* start *

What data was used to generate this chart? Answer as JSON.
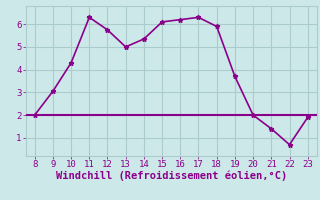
{
  "x": [
    8,
    9,
    10,
    11,
    12,
    13,
    14,
    15,
    16,
    17,
    18,
    19,
    20,
    21,
    22,
    23
  ],
  "y": [
    2.0,
    3.05,
    4.3,
    6.3,
    5.75,
    5.0,
    5.35,
    6.1,
    6.2,
    6.3,
    5.9,
    3.7,
    2.0,
    1.4,
    0.7,
    1.9
  ],
  "hline_y": 2.0,
  "line_color": "#8b008b",
  "hline_color": "#8b008b",
  "bg_color": "#cce8e8",
  "grid_color": "#aacccc",
  "xlabel": "Windchill (Refroidissement éolien,°C)",
  "xlabel_color": "#8b008b",
  "xticks": [
    8,
    9,
    10,
    11,
    12,
    13,
    14,
    15,
    16,
    17,
    18,
    19,
    20,
    21,
    22,
    23
  ],
  "yticks": [
    1,
    2,
    3,
    4,
    5,
    6
  ],
  "ylim": [
    0.2,
    6.8
  ],
  "xlim": [
    7.5,
    23.5
  ],
  "tick_color": "#8b008b",
  "tick_fontsize": 6.5,
  "xlabel_fontsize": 7.5
}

* end *

Quote the records above exactly, leaving out any pictures.

What data was used to generate this chart? Answer as JSON.
{
  "x": [
    8,
    9,
    10,
    11,
    12,
    13,
    14,
    15,
    16,
    17,
    18,
    19,
    20,
    21,
    22,
    23
  ],
  "y": [
    2.0,
    3.05,
    4.3,
    6.3,
    5.75,
    5.0,
    5.35,
    6.1,
    6.2,
    6.3,
    5.9,
    3.7,
    2.0,
    1.4,
    0.7,
    1.9
  ],
  "hline_y": 2.0,
  "line_color": "#8b008b",
  "hline_color": "#8b008b",
  "bg_color": "#cce8e8",
  "grid_color": "#aacccc",
  "xlabel": "Windchill (Refroidissement éolien,°C)",
  "xlabel_color": "#8b008b",
  "xticks": [
    8,
    9,
    10,
    11,
    12,
    13,
    14,
    15,
    16,
    17,
    18,
    19,
    20,
    21,
    22,
    23
  ],
  "yticks": [
    1,
    2,
    3,
    4,
    5,
    6
  ],
  "ylim": [
    0.2,
    6.8
  ],
  "xlim": [
    7.5,
    23.5
  ],
  "tick_color": "#8b008b",
  "tick_fontsize": 6.5,
  "xlabel_fontsize": 7.5
}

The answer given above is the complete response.